#### Exercise instructions:
Report every line from the material that contains the word "watermark".

[start of Entries provided]

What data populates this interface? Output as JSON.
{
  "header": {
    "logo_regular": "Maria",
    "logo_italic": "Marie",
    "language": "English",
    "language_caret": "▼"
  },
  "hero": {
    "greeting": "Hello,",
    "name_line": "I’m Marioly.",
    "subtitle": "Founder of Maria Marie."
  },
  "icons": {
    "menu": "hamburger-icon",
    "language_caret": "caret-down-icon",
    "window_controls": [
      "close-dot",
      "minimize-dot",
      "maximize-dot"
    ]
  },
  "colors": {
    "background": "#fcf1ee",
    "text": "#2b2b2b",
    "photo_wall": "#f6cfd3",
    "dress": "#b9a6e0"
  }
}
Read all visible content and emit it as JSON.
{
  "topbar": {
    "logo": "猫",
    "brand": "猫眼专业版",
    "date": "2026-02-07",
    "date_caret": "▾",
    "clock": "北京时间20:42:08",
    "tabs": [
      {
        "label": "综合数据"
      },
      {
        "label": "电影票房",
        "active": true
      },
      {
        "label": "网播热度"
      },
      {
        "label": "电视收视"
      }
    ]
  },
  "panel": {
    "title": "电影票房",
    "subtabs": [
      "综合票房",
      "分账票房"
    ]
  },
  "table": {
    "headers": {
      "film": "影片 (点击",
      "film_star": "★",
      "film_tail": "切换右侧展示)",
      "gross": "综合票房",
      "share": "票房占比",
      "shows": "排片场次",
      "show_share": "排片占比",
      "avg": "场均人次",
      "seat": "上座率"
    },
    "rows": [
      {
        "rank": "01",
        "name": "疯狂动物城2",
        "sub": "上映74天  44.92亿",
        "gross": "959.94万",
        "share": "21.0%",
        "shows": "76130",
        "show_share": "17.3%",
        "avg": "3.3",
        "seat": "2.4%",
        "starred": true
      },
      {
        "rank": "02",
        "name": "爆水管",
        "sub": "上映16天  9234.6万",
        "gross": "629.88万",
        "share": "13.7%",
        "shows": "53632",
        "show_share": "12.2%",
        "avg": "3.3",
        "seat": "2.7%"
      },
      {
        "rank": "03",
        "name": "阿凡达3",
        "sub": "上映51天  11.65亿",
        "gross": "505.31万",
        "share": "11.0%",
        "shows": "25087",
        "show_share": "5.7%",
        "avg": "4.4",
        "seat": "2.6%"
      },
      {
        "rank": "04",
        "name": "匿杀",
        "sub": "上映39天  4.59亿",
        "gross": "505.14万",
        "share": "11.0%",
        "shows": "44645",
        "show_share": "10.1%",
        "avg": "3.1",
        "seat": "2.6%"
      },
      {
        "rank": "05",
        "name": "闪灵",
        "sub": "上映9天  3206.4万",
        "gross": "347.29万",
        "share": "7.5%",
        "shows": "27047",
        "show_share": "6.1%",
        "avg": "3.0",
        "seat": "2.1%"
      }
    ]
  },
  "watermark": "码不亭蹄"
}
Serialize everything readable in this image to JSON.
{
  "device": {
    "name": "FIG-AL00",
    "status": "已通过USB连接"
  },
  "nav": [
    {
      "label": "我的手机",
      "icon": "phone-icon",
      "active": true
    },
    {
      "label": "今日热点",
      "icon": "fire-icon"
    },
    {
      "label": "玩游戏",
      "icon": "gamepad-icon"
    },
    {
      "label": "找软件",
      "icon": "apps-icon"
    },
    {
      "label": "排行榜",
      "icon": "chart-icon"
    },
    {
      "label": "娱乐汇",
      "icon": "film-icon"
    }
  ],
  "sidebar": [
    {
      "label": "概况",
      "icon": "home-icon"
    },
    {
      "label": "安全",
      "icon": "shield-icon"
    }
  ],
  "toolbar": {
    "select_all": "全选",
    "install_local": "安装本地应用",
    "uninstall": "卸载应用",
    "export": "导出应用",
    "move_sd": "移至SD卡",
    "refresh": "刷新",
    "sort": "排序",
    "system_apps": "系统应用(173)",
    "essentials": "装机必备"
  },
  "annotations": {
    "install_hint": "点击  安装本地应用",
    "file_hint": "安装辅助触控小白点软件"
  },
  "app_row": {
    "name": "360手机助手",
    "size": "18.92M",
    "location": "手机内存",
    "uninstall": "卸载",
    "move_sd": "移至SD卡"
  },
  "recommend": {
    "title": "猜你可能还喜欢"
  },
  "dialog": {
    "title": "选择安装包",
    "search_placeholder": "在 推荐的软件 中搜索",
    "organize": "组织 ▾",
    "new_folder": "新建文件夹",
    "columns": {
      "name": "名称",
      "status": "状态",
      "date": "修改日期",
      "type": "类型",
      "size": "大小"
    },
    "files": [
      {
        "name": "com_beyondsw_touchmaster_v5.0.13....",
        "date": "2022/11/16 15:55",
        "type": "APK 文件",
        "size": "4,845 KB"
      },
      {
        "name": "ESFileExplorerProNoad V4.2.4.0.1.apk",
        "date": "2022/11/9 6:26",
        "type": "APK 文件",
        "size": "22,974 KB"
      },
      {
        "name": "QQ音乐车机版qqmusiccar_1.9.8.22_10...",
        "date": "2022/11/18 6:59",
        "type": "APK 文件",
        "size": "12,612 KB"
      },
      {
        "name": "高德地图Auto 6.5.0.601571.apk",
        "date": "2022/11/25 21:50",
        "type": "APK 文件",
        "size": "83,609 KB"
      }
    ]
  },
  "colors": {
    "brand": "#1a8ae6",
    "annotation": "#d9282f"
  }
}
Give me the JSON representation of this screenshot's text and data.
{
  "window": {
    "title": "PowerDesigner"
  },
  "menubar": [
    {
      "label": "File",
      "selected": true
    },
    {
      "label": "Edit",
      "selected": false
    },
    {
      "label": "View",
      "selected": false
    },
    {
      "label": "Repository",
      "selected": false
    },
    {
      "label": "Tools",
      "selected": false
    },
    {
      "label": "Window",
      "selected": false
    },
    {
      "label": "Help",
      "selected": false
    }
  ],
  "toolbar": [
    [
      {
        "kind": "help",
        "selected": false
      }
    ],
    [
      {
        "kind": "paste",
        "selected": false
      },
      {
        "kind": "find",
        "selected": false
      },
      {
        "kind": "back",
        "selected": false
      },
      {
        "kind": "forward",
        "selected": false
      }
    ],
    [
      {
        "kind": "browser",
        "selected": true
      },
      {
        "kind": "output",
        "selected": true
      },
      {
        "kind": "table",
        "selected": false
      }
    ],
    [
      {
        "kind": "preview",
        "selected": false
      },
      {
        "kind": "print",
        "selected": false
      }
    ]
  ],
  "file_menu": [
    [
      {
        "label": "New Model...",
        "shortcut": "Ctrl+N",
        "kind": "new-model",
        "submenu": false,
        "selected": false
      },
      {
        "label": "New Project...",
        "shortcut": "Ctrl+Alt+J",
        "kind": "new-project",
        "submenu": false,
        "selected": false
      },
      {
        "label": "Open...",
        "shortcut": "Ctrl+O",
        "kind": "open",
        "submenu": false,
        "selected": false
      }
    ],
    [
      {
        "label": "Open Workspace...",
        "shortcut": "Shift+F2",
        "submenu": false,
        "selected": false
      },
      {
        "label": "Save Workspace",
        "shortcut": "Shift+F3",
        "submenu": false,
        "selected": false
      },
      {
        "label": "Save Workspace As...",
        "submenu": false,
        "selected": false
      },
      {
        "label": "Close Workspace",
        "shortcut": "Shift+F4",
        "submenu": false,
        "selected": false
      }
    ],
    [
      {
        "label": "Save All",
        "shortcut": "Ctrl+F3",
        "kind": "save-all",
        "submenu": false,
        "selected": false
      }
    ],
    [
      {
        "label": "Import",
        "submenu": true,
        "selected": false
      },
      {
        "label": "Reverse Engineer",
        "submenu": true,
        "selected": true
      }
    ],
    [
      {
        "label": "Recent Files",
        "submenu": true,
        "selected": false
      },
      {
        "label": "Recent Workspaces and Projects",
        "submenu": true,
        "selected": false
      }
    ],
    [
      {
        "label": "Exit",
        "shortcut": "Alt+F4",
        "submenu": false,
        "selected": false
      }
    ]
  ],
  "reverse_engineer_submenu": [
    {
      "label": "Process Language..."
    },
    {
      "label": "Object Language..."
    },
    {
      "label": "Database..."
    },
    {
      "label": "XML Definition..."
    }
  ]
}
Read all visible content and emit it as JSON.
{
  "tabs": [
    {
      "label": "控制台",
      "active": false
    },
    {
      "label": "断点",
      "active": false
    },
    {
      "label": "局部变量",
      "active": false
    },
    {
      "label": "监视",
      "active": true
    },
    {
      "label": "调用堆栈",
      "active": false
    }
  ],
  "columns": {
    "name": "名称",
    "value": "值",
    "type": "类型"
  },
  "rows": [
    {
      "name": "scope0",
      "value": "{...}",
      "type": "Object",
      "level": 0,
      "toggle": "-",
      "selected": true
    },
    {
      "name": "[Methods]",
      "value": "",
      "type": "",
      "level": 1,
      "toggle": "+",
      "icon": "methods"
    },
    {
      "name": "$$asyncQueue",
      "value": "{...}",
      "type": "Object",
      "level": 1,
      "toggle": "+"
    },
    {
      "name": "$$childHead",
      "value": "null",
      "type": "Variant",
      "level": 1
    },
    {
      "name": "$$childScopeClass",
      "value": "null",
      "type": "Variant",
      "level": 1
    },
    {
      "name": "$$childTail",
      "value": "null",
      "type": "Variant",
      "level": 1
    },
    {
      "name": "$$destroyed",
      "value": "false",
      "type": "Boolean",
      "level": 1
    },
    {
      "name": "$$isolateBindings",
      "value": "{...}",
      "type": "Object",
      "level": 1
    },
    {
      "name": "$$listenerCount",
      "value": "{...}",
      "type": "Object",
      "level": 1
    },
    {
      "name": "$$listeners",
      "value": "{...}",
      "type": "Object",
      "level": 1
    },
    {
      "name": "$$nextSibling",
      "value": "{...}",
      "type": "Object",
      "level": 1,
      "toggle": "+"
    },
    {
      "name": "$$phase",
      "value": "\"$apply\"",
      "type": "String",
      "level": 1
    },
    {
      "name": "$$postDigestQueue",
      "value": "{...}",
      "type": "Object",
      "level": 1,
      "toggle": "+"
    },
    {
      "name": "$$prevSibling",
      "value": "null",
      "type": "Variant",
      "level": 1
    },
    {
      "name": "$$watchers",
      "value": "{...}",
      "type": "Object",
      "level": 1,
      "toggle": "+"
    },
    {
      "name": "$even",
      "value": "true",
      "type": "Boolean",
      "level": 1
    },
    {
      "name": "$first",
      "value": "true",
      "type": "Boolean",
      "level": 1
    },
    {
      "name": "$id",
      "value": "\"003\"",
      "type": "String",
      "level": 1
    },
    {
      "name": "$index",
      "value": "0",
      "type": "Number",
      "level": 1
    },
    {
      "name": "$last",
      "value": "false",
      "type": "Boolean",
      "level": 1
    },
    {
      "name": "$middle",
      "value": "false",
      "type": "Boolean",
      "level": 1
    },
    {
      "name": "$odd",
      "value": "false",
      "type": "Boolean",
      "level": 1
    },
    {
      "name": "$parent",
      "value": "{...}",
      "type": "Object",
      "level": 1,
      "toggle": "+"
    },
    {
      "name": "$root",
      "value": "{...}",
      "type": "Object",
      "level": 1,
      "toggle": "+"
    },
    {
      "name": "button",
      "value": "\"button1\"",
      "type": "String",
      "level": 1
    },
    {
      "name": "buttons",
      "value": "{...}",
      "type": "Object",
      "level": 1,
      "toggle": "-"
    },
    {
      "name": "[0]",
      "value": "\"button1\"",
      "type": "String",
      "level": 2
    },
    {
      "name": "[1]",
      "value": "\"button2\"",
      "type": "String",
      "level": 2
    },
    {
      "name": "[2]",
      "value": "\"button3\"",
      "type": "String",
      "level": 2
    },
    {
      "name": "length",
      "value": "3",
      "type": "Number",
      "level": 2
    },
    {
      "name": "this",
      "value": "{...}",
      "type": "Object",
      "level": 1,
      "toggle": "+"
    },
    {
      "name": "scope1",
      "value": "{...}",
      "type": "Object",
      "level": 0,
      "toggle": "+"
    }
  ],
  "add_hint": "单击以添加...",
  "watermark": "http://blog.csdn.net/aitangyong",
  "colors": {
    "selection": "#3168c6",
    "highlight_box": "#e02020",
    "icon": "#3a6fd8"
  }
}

[end of Entries provided]

#### Task response:
  "watermark": "码不亭蹄"
  "watermark": "http://blog.csdn.net/aitangyong",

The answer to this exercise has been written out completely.